Select lines where the word "Jumbo" appears.

**Stored rows:**
● ● ● ●

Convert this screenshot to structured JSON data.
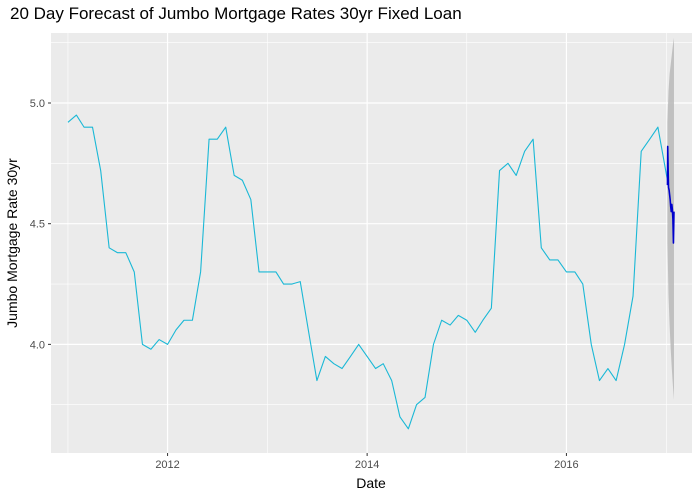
{
  "chart_data": {
    "type": "line",
    "title": "20 Day Forecast of Jumbo Mortgage Rates 30yr Fixed Loan",
    "xlabel": "Date",
    "ylabel": "Jumbo Mortgage Rate 30yr",
    "x_ticks": [
      "2012",
      "2014",
      "2016"
    ],
    "y_ticks": [
      "4.0",
      "4.5",
      "5.0"
    ],
    "xlim": [
      "2010-10-31",
      "2017-04-05"
    ],
    "ylim": [
      3.55,
      5.29
    ],
    "grid": true,
    "legend": "none",
    "colors": {
      "history": "#1ab8d6",
      "forecast": "#0000cc",
      "band": "#b8b8b8",
      "panel": "#ebebeb",
      "grid": "#ffffff"
    },
    "series": [
      {
        "role": "history",
        "x": [
          "2011-01-01",
          "2011-02-01",
          "2011-03-01",
          "2011-04-01",
          "2011-05-01",
          "2011-06-01",
          "2011-07-01",
          "2011-08-01",
          "2011-09-01",
          "2011-10-01",
          "2011-11-01",
          "2011-12-01",
          "2012-01-01",
          "2012-02-01",
          "2012-03-01",
          "2012-04-01",
          "2012-05-01",
          "2012-06-01",
          "2012-07-01",
          "2012-08-01",
          "2012-09-01",
          "2012-10-01",
          "2012-11-01",
          "2012-12-01",
          "2013-01-01",
          "2013-02-01",
          "2013-03-01",
          "2013-04-01",
          "2013-05-01",
          "2013-06-01",
          "2013-07-01",
          "2013-08-01",
          "2013-09-01",
          "2013-10-01",
          "2013-11-01",
          "2013-12-01",
          "2014-01-01",
          "2014-02-01",
          "2014-03-01",
          "2014-04-01",
          "2014-05-01",
          "2014-06-01",
          "2014-07-01",
          "2014-08-01",
          "2014-09-01",
          "2014-10-01",
          "2014-11-01",
          "2014-12-01",
          "2015-01-01",
          "2015-02-01",
          "2015-03-01",
          "2015-04-01",
          "2015-05-01",
          "2015-06-01",
          "2015-07-01",
          "2015-08-01",
          "2015-09-01",
          "2015-10-01",
          "2015-11-01",
          "2015-12-01",
          "2016-01-01",
          "2016-02-01",
          "2016-03-01",
          "2016-04-01",
          "2016-05-01",
          "2016-06-01",
          "2016-07-01",
          "2016-08-01",
          "2016-09-01",
          "2016-10-01",
          "2016-11-01",
          "2016-12-01",
          "2017-01-05"
        ],
        "y": [
          4.92,
          4.95,
          4.9,
          4.9,
          4.72,
          4.4,
          4.38,
          4.38,
          4.3,
          4.0,
          3.98,
          4.02,
          4.0,
          4.06,
          4.1,
          4.1,
          4.3,
          4.85,
          4.85,
          4.9,
          4.7,
          4.68,
          4.6,
          4.3,
          4.3,
          4.3,
          4.25,
          4.25,
          4.26,
          4.05,
          3.85,
          3.95,
          3.92,
          3.9,
          3.95,
          4.0,
          3.95,
          3.9,
          3.92,
          3.85,
          3.7,
          3.65,
          3.75,
          3.78,
          4.0,
          4.1,
          4.08,
          4.12,
          4.1,
          4.05,
          4.1,
          4.15,
          4.72,
          4.75,
          4.7,
          4.8,
          4.85,
          4.4,
          4.35,
          4.35,
          4.3,
          4.3,
          4.25,
          4.0,
          3.85,
          3.9,
          3.85,
          4.0,
          4.2,
          4.8,
          4.85,
          4.9,
          4.68
        ]
      },
      {
        "role": "forecast",
        "x": [
          "2017-01-05",
          "2017-01-06",
          "2017-01-08",
          "2017-01-09",
          "2017-01-11",
          "2017-01-13",
          "2017-01-15",
          "2017-01-17",
          "2017-01-19",
          "2017-01-21",
          "2017-01-23",
          "2017-01-25",
          "2017-01-27",
          "2017-01-29"
        ],
        "y": [
          4.66,
          4.82,
          4.7,
          4.65,
          4.64,
          4.62,
          4.6,
          4.57,
          4.55,
          4.58,
          4.56,
          4.52,
          4.42,
          4.55
        ]
      }
    ],
    "band": {
      "x": [
        "2017-01-05",
        "2017-01-09",
        "2017-01-13",
        "2017-01-17",
        "2017-01-21",
        "2017-01-25",
        "2017-01-29"
      ],
      "upper": [
        4.92,
        5.05,
        5.12,
        5.16,
        5.2,
        5.24,
        5.27
      ],
      "lower": [
        4.42,
        4.2,
        4.08,
        3.98,
        3.9,
        3.83,
        3.77
      ]
    }
  }
}
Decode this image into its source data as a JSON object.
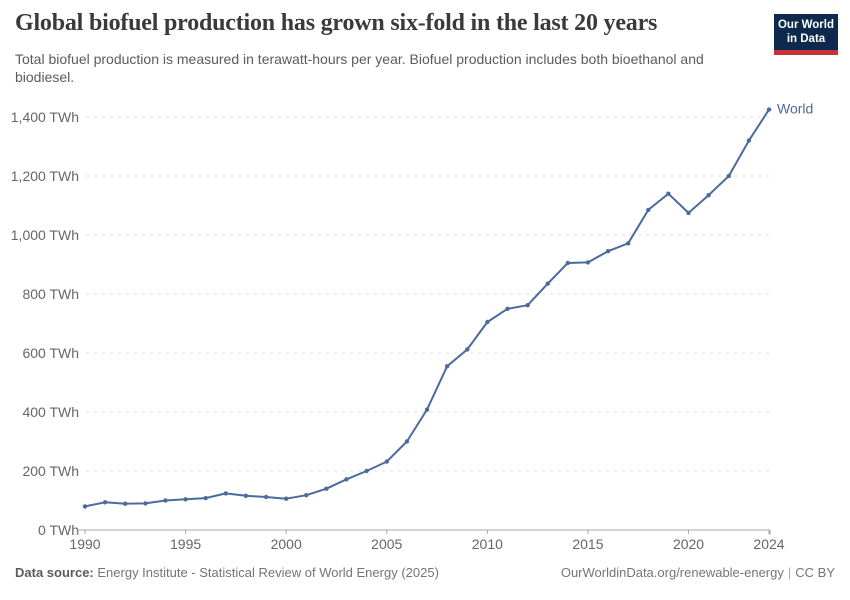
{
  "header": {
    "title": "Global biofuel production has grown six-fold in the last 20 years",
    "subtitle": "Total biofuel production is measured in terawatt-hours per year. Biofuel production includes both bioethanol and biodiesel.",
    "logo": {
      "line1": "Our World",
      "line2": "in Data"
    }
  },
  "colors": {
    "line": "#4C6A9C",
    "logo_bg": "#0d2a4e",
    "logo_accent": "#c7313b",
    "grid": "#dddddd",
    "axis": "#a8a8a8",
    "tick_text": "#666666"
  },
  "chart_data": {
    "type": "line",
    "title": "Global biofuel production has grown six-fold in the last 20 years",
    "subtitle": "Total biofuel production is measured in terawatt-hours per year. Biofuel production includes both bioethanol and biodiesel.",
    "xlabel": "",
    "ylabel": "TWh",
    "xlim": [
      1990,
      2024
    ],
    "ylim": [
      0,
      1400
    ],
    "grid": "horizontal-dashed",
    "legend_position": "end-of-line-label",
    "end_label": "World",
    "x": [
      1990,
      1991,
      1992,
      1993,
      1994,
      1995,
      1996,
      1997,
      1998,
      1999,
      2000,
      2001,
      2002,
      2003,
      2004,
      2005,
      2006,
      2007,
      2008,
      2009,
      2010,
      2011,
      2012,
      2013,
      2014,
      2015,
      2016,
      2017,
      2018,
      2019,
      2020,
      2021,
      2022,
      2023,
      2024
    ],
    "series": [
      {
        "name": "World",
        "color": "#4C6A9C",
        "values": [
          80,
          94,
          89,
          90,
          100,
          104,
          108,
          124,
          116,
          112,
          106,
          118,
          140,
          172,
          200,
          232,
          300,
          408,
          555,
          612,
          705,
          750,
          762,
          835,
          905,
          907,
          945,
          972,
          1085,
          1140,
          1075,
          1135,
          1200,
          1320,
          1425
        ]
      }
    ],
    "yticks": [
      {
        "value": 0,
        "label": "0 TWh"
      },
      {
        "value": 200,
        "label": "200 TWh"
      },
      {
        "value": 400,
        "label": "400 TWh"
      },
      {
        "value": 600,
        "label": "600 TWh"
      },
      {
        "value": 800,
        "label": "800 TWh"
      },
      {
        "value": 1000,
        "label": "1,000 TWh"
      },
      {
        "value": 1200,
        "label": "1,200 TWh"
      },
      {
        "value": 1400,
        "label": "1,400 TWh"
      }
    ],
    "xticks": [
      {
        "value": 1990,
        "label": "1990"
      },
      {
        "value": 1995,
        "label": "1995"
      },
      {
        "value": 2000,
        "label": "2000"
      },
      {
        "value": 2005,
        "label": "2005"
      },
      {
        "value": 2010,
        "label": "2010"
      },
      {
        "value": 2015,
        "label": "2015"
      },
      {
        "value": 2020,
        "label": "2020"
      },
      {
        "value": 2024,
        "label": "2024"
      }
    ]
  },
  "footer": {
    "data_source_label": "Data source:",
    "data_source_value": "Energy Institute - Statistical Review of World Energy (2025)",
    "url": "OurWorldinData.org/renewable-energy",
    "separator": "|",
    "license": "CC BY"
  }
}
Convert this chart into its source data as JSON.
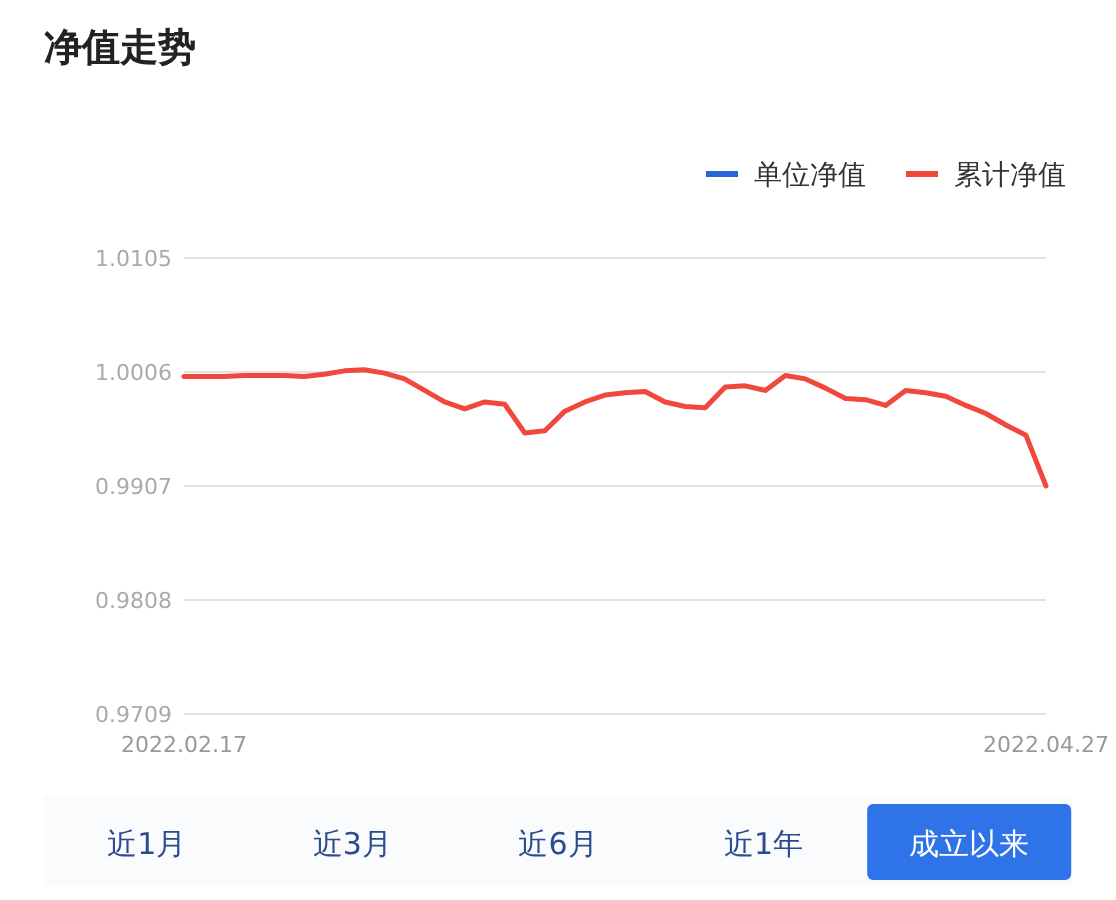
{
  "chart_data": {
    "type": "line",
    "title": "净值走势",
    "categories": [
      "2022.02.17",
      null,
      null,
      null,
      null,
      null,
      null,
      null,
      null,
      null,
      null,
      null,
      null,
      null,
      null,
      null,
      null,
      null,
      null,
      null,
      null,
      null,
      null,
      null,
      null,
      null,
      null,
      null,
      null,
      null,
      null,
      null,
      null,
      null,
      null,
      null,
      null,
      null,
      null,
      null,
      null,
      null,
      null,
      "2022.04.27"
    ],
    "series": [
      {
        "name": "单位净值",
        "color": "#2b63d9",
        "values": [
          null,
          null,
          null,
          null,
          null,
          null,
          null,
          null,
          null,
          null,
          null,
          null,
          null,
          null,
          null,
          null,
          null,
          null,
          null,
          null,
          null,
          null,
          null,
          null,
          null,
          null,
          null,
          null,
          null,
          null,
          null,
          null,
          null,
          null,
          null,
          null,
          null,
          null,
          null,
          null,
          null,
          null,
          null,
          null
        ]
      },
      {
        "name": "累计净值",
        "color": "#f0483c",
        "values": [
          1.0002,
          1.0002,
          1.0002,
          1.0003,
          1.0003,
          1.0003,
          1.0002,
          1.0004,
          1.0007,
          1.0008,
          1.0005,
          1.0,
          0.999,
          0.998,
          0.9974,
          0.998,
          0.9978,
          0.9953,
          0.9955,
          0.9972,
          0.998,
          0.9986,
          0.9988,
          0.9989,
          0.998,
          0.9976,
          0.9975,
          0.9993,
          0.9994,
          0.999,
          1.0003,
          1.0,
          0.9992,
          0.9983,
          0.9982,
          0.9977,
          0.999,
          0.9988,
          0.9985,
          0.9977,
          0.997,
          0.996,
          0.9951,
          0.9907
        ]
      }
    ],
    "ylim": [
      0.9709,
      1.0105
    ],
    "yticks": [
      0.9709,
      0.9808,
      0.9907,
      1.0006,
      1.0105
    ],
    "grid": "y",
    "legend": "top right",
    "annotations": [
      "近1月",
      "近3月",
      "近6月",
      "近1年",
      "成立以来"
    ]
  }
}
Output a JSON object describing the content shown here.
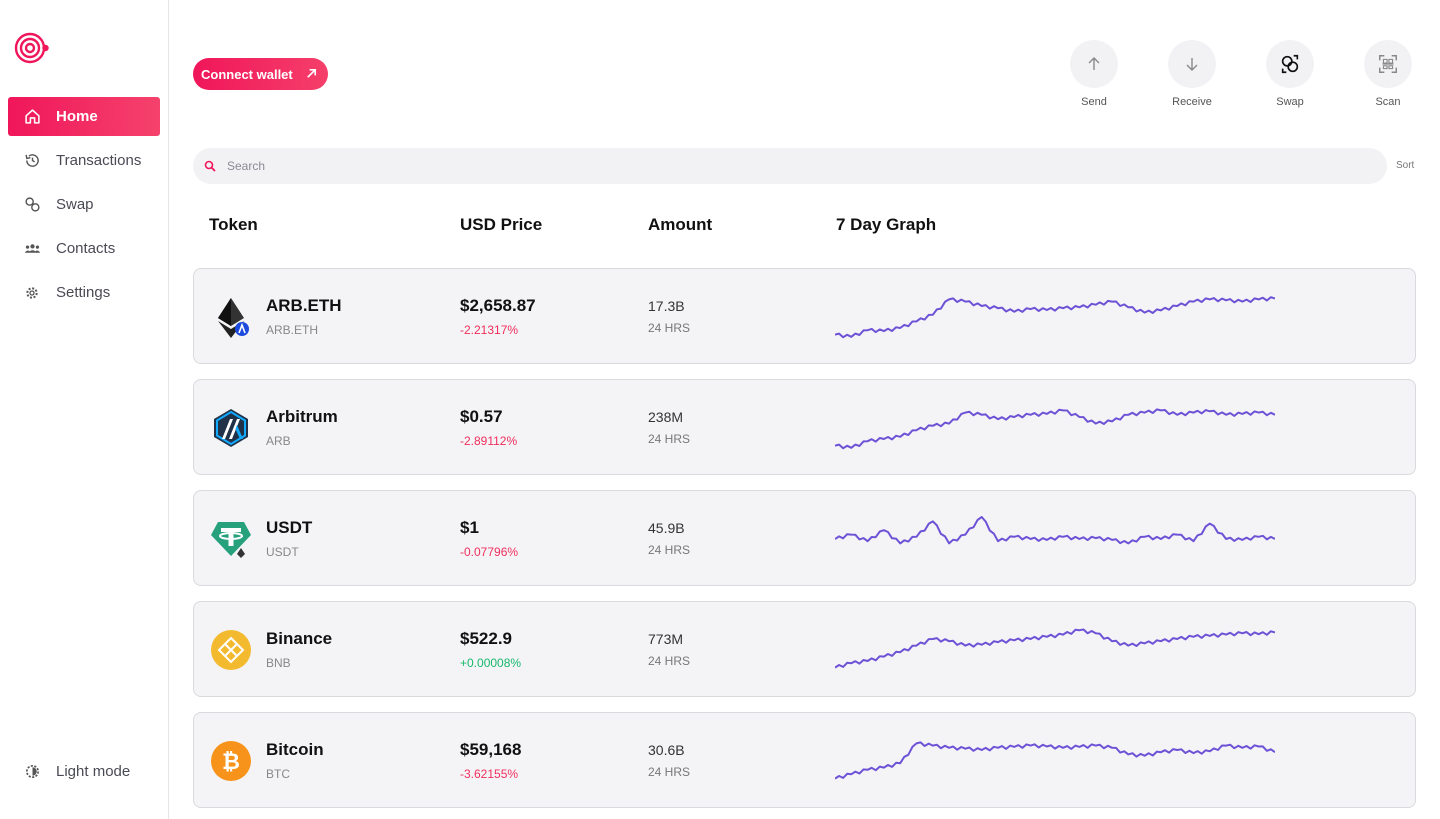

● ● ● ●

**Final result:**
    "title": "20 Day Forecast of Jumbo Mortgage Rates 30yr Fixed Loan",
    "ylabel": "Jumbo Mortgage Rate 30yr",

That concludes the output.